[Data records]
━━━━━━━━━━

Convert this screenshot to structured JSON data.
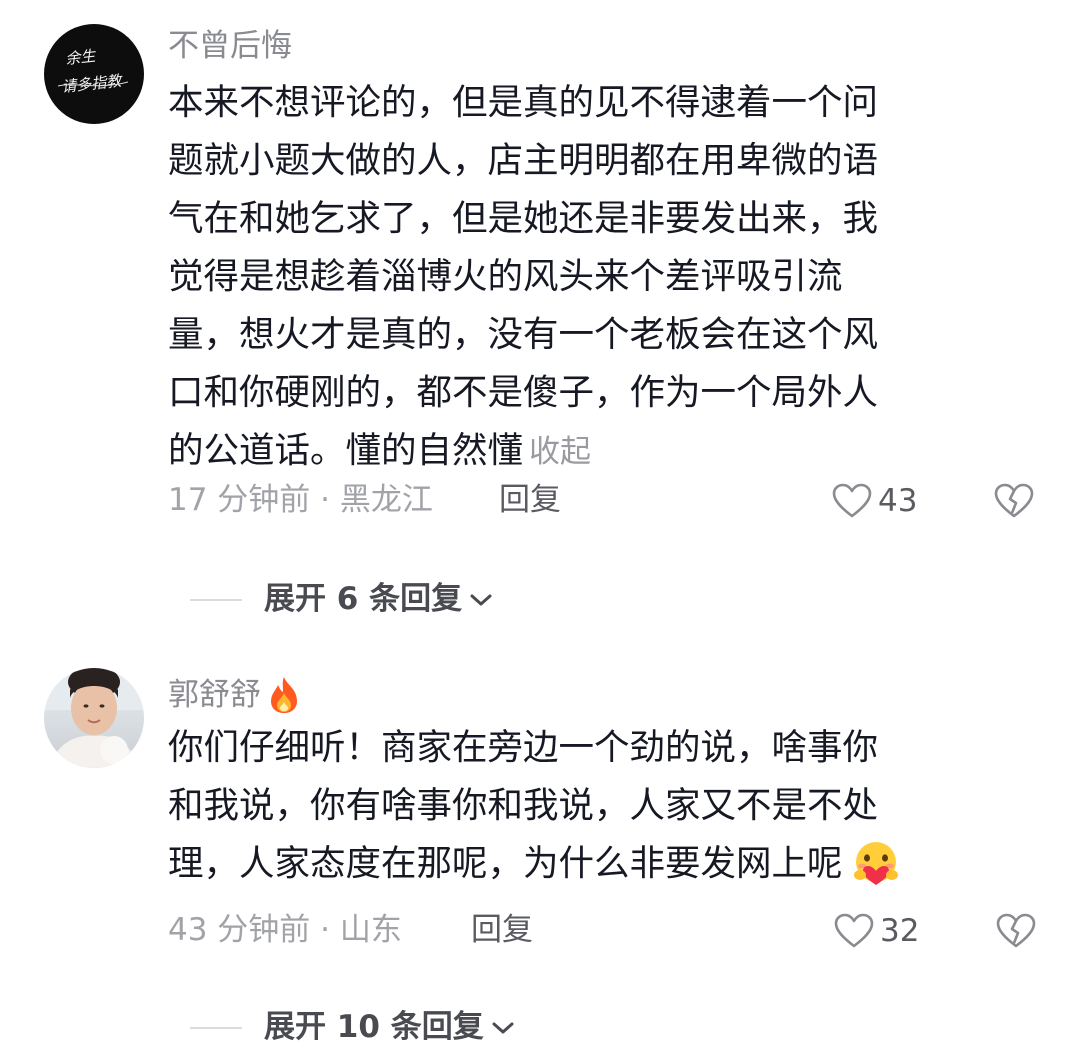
{
  "comments": [
    {
      "username": "不曾后悔",
      "avatar_text": "余生请多指教",
      "text_lines": [
        "本来不想评论的，但是真的见不得逮着一个问",
        "题就小题大做的人，店主明明都在用卑微的语",
        "气在和她乞求了，但是她还是非要发出来，我",
        "觉得是想趁着淄博火的风头来个差评吸引流",
        "量，想火才是真的，没有一个老板会在这个风",
        "口和你硬刚的，都不是傻子，作为一个局外人",
        "的公道话。懂的自然懂"
      ],
      "collapse_label": "收起",
      "meta": "17 分钟前 · 黑龙江",
      "reply_label": "回复",
      "like_count": "43",
      "expand_label": "展开 6 条回复"
    },
    {
      "username": "郭舒舒",
      "text_lines": [
        "你们仔细听！商家在旁边一个劲的说，啥事你",
        "和我说，你有啥事你和我说，人家又不是不处",
        "理，人家态度在那呢，为什么非要发网上呢"
      ],
      "meta": "43 分钟前 · 山东",
      "reply_label": "回复",
      "like_count": "32",
      "expand_label": "展开 10 条回复"
    }
  ],
  "icons": {
    "like": "heart-outline-icon",
    "dislike": "broken-heart-icon",
    "expand": "chevron-down-icon",
    "badge": "fire-icon",
    "emoji": "heart-hug-emoji-icon"
  },
  "colors": {
    "text_primary": "#161823",
    "text_secondary": "#8a8b91",
    "icon_gray": "#8a8b91"
  }
}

━━━━━━━━━━

- Short problem: Write the entries above out again exactly, but not the pictures.

- Exercise result:
Convert this screenshot to structured JSON data.
{
  "comments": [
    {
      "username": "不曾后悔",
      "avatar_text": "余生请多指教",
      "text_lines": [
        "本来不想评论的，但是真的见不得逮着一个问",
        "题就小题大做的人，店主明明都在用卑微的语",
        "气在和她乞求了，但是她还是非要发出来，我",
        "觉得是想趁着淄博火的风头来个差评吸引流",
        "量，想火才是真的，没有一个老板会在这个风",
        "口和你硬刚的，都不是傻子，作为一个局外人",
        "的公道话。懂的自然懂"
      ],
      "collapse_label": "收起",
      "meta": "17 分钟前 · 黑龙江",
      "reply_label": "回复",
      "like_count": "43",
      "expand_label": "展开 6 条回复"
    },
    {
      "username": "郭舒舒",
      "text_lines": [
        "你们仔细听！商家在旁边一个劲的说，啥事你",
        "和我说，你有啥事你和我说，人家又不是不处",
        "理，人家态度在那呢，为什么非要发网上呢"
      ],
      "meta": "43 分钟前 · 山东",
      "reply_label": "回复",
      "like_count": "32",
      "expand_label": "展开 10 条回复"
    }
  ],
  "icons": {
    "like": "heart-outline-icon",
    "dislike": "broken-heart-icon",
    "expand": "chevron-down-icon",
    "badge": "fire-icon",
    "emoji": "heart-hug-emoji-icon"
  },
  "colors": {
    "text_primary": "#161823",
    "text_secondary": "#8a8b91",
    "icon_gray": "#8a8b91"
  }
}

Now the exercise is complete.